*WORK TO DO:*
Copy every line in which the string "Phạm" occurs.

(Collected data entries)
________________________________________

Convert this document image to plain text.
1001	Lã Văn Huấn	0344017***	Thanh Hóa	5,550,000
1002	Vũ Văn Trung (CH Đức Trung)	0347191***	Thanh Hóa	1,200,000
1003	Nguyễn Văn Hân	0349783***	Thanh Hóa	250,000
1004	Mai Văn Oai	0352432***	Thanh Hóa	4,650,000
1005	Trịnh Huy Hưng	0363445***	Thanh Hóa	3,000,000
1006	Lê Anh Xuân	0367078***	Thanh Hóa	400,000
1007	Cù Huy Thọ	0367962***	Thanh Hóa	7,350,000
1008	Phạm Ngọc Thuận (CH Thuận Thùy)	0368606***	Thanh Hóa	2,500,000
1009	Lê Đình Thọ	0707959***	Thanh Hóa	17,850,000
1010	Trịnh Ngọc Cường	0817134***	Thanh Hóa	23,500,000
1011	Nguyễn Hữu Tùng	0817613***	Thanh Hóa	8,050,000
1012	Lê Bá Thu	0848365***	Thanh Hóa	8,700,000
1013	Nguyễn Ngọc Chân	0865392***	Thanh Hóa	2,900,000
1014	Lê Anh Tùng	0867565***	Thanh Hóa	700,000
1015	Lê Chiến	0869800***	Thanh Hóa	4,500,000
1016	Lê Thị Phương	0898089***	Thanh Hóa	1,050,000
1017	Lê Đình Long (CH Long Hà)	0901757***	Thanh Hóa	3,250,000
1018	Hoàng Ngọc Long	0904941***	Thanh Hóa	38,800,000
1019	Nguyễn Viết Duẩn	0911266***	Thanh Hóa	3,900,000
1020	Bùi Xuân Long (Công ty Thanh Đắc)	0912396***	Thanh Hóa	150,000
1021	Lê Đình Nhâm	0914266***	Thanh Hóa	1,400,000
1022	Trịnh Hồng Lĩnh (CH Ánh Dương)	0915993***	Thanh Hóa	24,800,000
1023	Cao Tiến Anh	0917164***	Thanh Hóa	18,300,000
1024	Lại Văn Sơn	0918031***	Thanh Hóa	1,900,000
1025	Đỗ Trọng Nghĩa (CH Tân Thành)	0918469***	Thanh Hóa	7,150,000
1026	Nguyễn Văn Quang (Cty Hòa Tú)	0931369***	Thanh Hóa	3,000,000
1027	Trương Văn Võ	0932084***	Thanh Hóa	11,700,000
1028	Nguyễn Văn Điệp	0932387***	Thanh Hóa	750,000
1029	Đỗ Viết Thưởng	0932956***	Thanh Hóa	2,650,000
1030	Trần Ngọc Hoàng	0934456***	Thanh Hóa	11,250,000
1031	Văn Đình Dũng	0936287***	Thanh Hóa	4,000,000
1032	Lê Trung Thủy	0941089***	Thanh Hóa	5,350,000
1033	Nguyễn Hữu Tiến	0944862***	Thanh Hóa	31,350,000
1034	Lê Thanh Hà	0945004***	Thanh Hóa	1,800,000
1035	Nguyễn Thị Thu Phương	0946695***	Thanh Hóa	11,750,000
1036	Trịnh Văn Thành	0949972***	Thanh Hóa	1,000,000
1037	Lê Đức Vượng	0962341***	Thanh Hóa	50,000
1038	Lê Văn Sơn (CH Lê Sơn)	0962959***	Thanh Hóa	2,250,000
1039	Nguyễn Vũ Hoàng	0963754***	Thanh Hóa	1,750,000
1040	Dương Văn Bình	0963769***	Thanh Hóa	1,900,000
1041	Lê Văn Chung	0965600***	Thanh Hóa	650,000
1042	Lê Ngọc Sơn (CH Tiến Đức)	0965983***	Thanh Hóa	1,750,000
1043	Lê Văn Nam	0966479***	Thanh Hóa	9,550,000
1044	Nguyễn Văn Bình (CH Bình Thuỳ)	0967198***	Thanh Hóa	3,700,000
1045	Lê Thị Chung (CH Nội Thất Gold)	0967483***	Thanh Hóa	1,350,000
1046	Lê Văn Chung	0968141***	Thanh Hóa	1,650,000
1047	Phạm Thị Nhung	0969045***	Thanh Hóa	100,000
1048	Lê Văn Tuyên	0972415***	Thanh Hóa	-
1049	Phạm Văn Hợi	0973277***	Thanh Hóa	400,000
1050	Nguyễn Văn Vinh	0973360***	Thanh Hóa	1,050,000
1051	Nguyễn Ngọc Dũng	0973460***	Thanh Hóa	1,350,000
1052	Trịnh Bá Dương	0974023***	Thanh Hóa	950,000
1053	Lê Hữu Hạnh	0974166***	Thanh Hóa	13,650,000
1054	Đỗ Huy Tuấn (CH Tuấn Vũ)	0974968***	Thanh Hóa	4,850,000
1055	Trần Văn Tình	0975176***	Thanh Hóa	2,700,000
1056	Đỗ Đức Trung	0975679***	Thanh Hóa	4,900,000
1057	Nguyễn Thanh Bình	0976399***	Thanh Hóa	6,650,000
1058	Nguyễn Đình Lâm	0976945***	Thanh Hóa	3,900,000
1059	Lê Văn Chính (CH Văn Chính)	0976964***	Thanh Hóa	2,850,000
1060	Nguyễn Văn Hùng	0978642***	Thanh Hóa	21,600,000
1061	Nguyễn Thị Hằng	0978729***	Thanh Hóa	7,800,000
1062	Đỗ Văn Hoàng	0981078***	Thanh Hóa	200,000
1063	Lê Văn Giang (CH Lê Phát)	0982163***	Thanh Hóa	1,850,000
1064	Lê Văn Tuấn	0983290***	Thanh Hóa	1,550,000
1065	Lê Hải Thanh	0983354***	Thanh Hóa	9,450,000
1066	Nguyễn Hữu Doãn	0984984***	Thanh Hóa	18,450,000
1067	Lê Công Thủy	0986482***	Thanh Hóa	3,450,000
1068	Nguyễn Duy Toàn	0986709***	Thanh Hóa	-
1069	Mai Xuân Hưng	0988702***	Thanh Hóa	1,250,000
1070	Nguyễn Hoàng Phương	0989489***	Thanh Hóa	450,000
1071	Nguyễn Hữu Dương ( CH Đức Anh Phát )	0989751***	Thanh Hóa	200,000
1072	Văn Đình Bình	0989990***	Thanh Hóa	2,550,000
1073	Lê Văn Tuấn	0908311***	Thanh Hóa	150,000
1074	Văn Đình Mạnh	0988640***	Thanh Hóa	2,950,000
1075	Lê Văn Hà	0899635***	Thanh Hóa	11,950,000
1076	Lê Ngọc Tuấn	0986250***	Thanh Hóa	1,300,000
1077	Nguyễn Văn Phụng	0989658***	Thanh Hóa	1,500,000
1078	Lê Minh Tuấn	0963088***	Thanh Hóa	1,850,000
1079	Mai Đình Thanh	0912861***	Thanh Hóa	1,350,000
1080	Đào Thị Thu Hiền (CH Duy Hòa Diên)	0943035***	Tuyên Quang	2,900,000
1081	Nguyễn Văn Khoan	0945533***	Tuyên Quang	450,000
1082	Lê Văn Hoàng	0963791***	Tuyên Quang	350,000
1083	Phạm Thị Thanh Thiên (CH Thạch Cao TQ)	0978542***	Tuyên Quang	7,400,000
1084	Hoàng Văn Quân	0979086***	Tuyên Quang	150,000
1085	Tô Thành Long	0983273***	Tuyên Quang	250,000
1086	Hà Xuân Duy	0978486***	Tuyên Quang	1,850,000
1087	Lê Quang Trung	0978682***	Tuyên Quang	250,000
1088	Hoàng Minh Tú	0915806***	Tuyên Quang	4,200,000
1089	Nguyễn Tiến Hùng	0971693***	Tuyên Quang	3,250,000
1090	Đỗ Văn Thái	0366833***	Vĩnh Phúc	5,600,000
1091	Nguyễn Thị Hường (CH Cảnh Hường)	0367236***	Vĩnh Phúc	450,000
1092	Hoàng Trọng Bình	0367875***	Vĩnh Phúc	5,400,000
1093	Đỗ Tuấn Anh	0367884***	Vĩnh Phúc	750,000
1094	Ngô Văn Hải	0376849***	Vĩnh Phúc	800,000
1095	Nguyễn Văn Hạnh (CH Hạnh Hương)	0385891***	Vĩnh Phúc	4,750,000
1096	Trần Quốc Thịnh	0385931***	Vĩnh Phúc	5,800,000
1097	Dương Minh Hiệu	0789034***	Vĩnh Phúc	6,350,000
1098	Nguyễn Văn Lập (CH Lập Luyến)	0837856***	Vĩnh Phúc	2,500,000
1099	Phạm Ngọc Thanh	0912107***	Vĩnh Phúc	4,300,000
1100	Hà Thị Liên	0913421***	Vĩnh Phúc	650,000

________________________________________

*WRITTEN ANSWER:*
1008	Phạm Ngọc Thuận (CH Thuận Thùy)	0368606***	Thanh Hóa	2,500,000
1047	Phạm Thị Nhung	0969045***	Thanh Hóa	100,000
1049	Phạm Văn Hợi	0973277***	Thanh Hóa	400,000
1083	Phạm Thị Thanh Thiên (CH Thạch Cao TQ)	0978542***	Tuyên Quang	7,400,000
1099	Phạm Ngọc Thanh	0912107***	Vĩnh Phúc	4,300,000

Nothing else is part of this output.